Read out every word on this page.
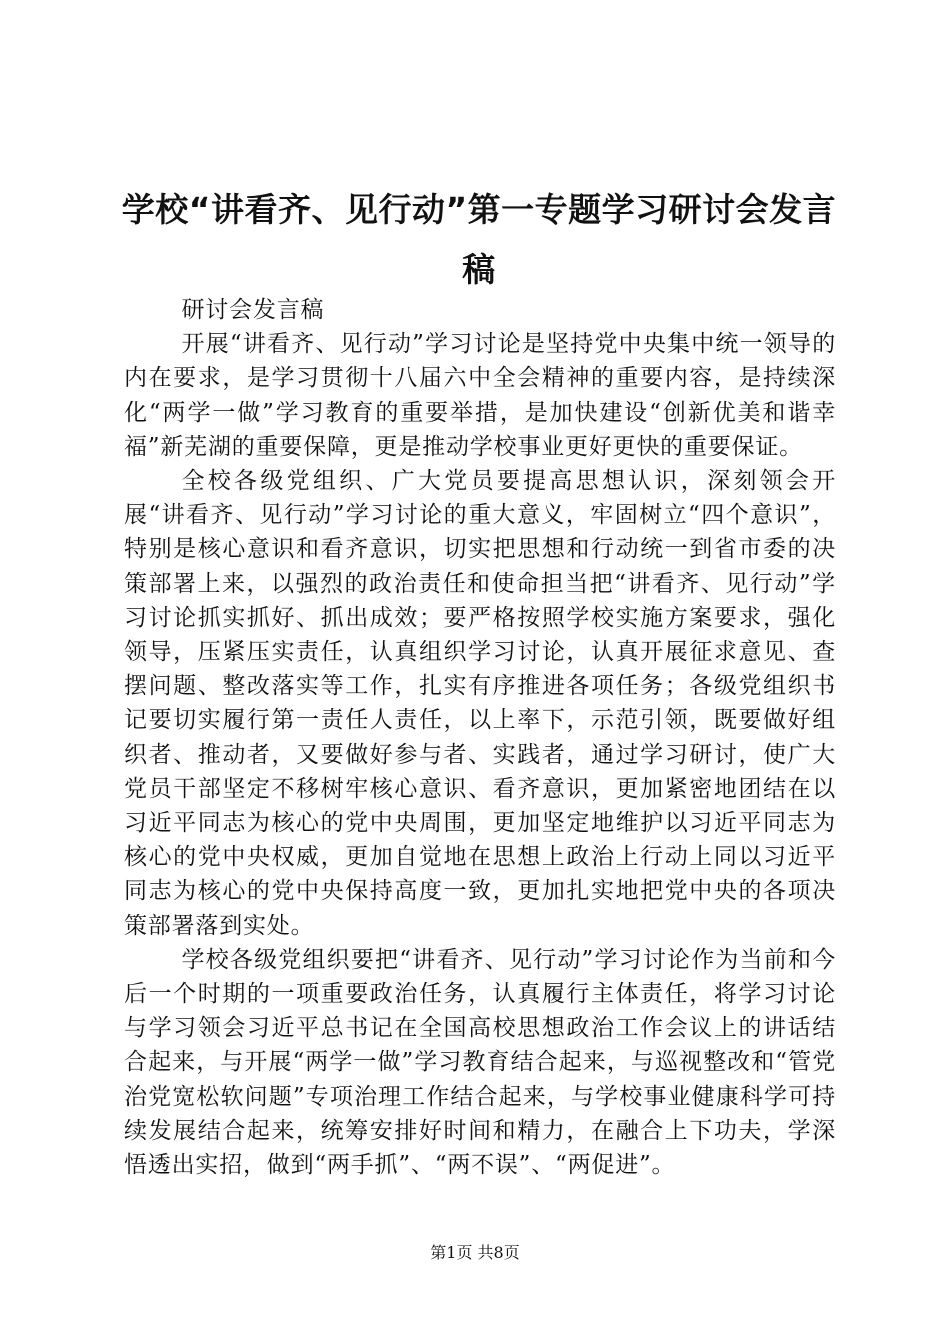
学校“讲看齐、见行动”第一专题学习研讨会发言稿

研讨会发言稿

开展“讲看齐、见行动”学习讨论是坚持党中央集中统一领导的内在要求，是学习贯彻十八届六中全会精神的重要内容，是持续深化“两学一做”学习教育的重要举措，是加快建设“创新优美和谐幸福”新芜湖的重要保障，更是推动学校事业更好更快的重要保证。

全校各级党组织、广大党员要提高思想认识，深刻领会开展“讲看齐、见行动”学习讨论的重大意义，牢固树立“四个意识”，特别是核心意识和看齐意识，切实把思想和行动统一到省市委的决策部署上来，以强烈的政治责任和使命担当把“讲看齐、见行动”学习讨论抓实抓好、抓出成效；要严格按照学校实施方案要求，强化领导，压紧压实责任，认真组织学习讨论，认真开展征求意见、查摆问题、整改落实等工作，扎实有序推进各项任务；各级党组织书记要切实履行第一责任人责任，以上率下，示范引领，既要做好组织者、推动者，又要做好参与者、实践者，通过学习研讨，使广大党员干部坚定不移树牢核心意识、看齐意识，更加紧密地团结在以习近平同志为核心的党中央周围，更加坚定地维护以习近平同志为核心的党中央权威，更加自觉地在思想上政治上行动上同以习近平同志为核心的党中央保持高度一致，更加扎实地把党中央的各项决策部署落到实处。

学校各级党组织要把“讲看齐、见行动”学习讨论作为当前和今后一个时期的一项重要政治任务，认真履行主体责任，将学习讨论与学习领会习近平总书记在全国高校思想政治工作会议上的讲话结合起来，与开展“两学一做”学习教育结合起来，与巡视整改和“管党治党宽松软问题”专项治理工作结合起来，与学校事业健康科学可持续发展结合起来，统筹安排好时间和精力，在融合上下功夫，学深悟透出实招，做到“两手抓”、“两不误”、“两促进”。

第1页 共8页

• • • • • • •

▶ _TASK BRIEF_: Scan the material above for the string "两学一做" and report each line where you find it.

▶ _RESULT OF THIS TASK_:
开展“讲看齐、见行动”学习讨论是坚持党中央集中统一领导的内在要求，是学习贯彻十八届六中全会精神的重要内容，是持续深化“两学一做”学习教育的重要举措，是加快建设“创新优美和谐幸福”新芜湖的重要保障，更是推动学校事业更好更快的重要保证。
学校各级党组织要把“讲看齐、见行动”学习讨论作为当前和今后一个时期的一项重要政治任务，认真履行主体责任，将学习讨论与学习领会习近平总书记在全国高校思想政治工作会议上的讲话结合起来，与开展“两学一做”学习教育结合起来，与巡视整改和“管党治党宽松软问题”专项治理工作结合起来，与学校事业健康科学可持续发展结合起来，统筹安排好时间和精力，在融合上下功夫，学深悟透出实招，做到“两手抓”、“两不误”、“两促进”。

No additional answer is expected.